* begin *
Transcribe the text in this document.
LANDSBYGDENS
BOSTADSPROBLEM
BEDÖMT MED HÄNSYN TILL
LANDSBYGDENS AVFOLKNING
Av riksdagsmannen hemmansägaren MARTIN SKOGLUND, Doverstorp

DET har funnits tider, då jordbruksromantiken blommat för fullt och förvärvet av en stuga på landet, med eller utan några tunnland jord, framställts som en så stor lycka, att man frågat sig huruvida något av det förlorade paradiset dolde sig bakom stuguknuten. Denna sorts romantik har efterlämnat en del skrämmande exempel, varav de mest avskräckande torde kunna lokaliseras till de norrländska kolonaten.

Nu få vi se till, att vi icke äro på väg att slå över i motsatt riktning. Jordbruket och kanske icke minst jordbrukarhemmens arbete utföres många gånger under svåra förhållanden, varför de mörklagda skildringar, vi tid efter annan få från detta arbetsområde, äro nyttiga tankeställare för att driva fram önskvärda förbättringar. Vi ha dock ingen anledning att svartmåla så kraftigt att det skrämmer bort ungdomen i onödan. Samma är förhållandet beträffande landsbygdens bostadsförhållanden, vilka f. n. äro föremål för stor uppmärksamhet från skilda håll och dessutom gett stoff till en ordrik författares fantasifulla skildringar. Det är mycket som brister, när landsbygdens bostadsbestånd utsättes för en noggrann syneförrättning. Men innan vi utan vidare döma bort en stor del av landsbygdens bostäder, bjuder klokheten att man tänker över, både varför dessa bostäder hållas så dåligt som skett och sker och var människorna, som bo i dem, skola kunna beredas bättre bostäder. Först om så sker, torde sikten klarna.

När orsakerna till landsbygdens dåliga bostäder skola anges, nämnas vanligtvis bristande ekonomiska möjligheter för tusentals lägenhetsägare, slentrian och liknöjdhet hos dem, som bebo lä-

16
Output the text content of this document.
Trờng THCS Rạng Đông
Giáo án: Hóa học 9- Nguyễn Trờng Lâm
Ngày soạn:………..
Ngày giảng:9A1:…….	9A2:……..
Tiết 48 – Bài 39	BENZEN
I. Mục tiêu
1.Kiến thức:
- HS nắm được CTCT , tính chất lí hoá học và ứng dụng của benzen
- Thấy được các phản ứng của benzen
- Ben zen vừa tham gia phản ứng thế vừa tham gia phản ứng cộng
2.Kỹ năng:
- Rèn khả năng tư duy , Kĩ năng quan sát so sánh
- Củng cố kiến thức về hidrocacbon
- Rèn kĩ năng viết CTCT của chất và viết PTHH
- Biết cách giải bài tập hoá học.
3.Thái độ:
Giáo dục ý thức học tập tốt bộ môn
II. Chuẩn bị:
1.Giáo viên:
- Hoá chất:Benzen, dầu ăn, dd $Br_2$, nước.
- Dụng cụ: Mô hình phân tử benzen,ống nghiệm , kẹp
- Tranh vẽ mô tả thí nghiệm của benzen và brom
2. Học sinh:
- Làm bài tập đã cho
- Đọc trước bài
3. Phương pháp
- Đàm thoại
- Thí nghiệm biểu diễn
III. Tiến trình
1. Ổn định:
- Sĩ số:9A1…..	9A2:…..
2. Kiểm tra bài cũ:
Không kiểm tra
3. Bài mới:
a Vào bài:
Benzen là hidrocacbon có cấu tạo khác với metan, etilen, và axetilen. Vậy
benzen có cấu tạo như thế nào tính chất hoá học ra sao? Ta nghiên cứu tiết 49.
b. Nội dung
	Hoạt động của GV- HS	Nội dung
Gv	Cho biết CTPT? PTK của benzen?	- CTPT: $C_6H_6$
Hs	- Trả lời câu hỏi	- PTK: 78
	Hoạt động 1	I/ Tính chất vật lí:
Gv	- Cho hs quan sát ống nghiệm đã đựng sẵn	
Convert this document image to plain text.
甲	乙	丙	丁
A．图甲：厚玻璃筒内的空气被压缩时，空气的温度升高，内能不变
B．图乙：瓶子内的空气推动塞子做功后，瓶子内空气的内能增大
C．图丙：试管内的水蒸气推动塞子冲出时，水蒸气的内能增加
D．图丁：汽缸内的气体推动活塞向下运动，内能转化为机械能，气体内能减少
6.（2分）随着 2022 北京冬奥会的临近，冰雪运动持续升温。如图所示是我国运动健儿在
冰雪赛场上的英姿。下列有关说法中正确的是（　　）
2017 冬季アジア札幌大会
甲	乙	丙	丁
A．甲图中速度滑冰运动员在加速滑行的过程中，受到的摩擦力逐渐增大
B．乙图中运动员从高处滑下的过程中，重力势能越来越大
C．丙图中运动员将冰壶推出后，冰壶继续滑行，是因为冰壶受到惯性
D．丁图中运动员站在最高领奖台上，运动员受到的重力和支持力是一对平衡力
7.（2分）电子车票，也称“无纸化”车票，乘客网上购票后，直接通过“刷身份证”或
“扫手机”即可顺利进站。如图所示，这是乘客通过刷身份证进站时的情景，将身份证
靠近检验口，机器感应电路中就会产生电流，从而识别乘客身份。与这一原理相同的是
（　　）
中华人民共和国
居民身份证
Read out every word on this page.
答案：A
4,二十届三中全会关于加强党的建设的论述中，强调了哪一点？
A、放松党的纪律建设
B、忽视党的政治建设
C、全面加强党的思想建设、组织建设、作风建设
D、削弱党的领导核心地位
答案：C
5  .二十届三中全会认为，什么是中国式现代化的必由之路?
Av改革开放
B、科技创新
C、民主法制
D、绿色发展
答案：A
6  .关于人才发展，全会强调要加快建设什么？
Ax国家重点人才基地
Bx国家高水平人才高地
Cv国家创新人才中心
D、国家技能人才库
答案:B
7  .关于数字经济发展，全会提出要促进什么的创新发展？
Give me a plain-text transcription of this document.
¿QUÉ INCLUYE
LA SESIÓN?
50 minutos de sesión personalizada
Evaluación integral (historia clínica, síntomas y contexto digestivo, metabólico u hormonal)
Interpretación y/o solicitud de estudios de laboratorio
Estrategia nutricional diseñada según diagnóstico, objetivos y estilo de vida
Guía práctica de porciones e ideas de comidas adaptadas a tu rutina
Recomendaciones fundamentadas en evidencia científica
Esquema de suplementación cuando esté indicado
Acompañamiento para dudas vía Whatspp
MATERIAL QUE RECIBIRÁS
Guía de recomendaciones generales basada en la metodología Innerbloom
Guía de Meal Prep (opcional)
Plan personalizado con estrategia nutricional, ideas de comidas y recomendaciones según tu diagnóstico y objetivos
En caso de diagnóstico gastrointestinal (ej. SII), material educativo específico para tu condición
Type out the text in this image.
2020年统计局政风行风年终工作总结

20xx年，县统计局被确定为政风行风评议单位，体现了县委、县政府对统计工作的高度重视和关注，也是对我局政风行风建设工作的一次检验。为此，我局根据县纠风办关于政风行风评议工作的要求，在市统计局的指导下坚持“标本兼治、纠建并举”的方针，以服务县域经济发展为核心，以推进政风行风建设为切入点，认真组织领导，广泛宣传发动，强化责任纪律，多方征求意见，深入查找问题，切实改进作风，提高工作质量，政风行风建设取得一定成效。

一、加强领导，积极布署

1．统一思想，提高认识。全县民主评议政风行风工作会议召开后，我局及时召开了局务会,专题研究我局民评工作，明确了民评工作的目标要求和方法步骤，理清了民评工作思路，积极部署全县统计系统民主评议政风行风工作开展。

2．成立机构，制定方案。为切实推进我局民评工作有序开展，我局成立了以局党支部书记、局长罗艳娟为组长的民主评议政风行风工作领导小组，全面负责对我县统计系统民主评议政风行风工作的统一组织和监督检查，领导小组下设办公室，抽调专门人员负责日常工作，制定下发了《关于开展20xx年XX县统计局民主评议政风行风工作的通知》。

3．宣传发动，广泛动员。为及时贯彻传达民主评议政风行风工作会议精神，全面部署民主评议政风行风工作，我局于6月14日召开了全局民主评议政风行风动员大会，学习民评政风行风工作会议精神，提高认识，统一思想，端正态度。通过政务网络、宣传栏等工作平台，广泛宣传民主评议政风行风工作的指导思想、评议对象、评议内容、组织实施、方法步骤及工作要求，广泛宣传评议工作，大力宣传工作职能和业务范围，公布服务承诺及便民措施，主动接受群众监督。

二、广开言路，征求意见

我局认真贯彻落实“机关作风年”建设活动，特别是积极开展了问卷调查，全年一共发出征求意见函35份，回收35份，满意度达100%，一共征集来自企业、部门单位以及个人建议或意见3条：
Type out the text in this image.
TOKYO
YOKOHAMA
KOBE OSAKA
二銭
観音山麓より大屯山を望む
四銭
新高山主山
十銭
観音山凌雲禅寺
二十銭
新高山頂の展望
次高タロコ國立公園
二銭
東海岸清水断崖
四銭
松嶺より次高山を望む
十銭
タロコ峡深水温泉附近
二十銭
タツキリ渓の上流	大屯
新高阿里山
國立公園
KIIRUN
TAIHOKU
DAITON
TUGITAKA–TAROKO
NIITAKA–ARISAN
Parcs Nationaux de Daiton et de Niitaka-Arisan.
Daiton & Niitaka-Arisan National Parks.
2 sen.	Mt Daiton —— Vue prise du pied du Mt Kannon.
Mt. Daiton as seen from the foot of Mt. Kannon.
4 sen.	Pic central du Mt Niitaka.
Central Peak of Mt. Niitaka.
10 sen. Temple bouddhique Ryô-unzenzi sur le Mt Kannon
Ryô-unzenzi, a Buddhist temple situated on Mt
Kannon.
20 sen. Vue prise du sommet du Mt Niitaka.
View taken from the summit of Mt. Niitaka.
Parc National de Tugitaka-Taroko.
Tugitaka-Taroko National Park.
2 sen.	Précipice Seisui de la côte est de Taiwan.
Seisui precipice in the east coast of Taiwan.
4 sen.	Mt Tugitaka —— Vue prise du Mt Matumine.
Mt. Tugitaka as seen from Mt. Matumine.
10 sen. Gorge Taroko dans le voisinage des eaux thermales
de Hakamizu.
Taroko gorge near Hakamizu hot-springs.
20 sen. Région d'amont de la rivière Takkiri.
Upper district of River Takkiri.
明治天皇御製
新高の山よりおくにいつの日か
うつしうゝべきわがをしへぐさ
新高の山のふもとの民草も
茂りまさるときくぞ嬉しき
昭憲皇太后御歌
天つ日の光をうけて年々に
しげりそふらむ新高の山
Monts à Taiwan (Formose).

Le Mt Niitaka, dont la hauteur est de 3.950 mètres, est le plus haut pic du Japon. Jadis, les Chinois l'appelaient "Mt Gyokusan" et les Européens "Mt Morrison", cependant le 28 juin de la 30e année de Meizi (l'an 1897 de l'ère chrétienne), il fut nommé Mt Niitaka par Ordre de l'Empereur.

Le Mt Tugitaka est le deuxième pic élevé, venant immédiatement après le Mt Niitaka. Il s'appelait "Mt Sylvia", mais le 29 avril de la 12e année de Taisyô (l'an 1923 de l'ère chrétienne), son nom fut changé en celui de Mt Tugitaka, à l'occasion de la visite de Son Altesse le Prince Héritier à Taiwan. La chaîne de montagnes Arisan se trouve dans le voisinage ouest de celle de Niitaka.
* end *
• _What to work on_
Extract, from the material above, each line holding the word "plain".

• _Answer for the task_
Convert this document image to plain text.
Give me a plain-text transcription of this document.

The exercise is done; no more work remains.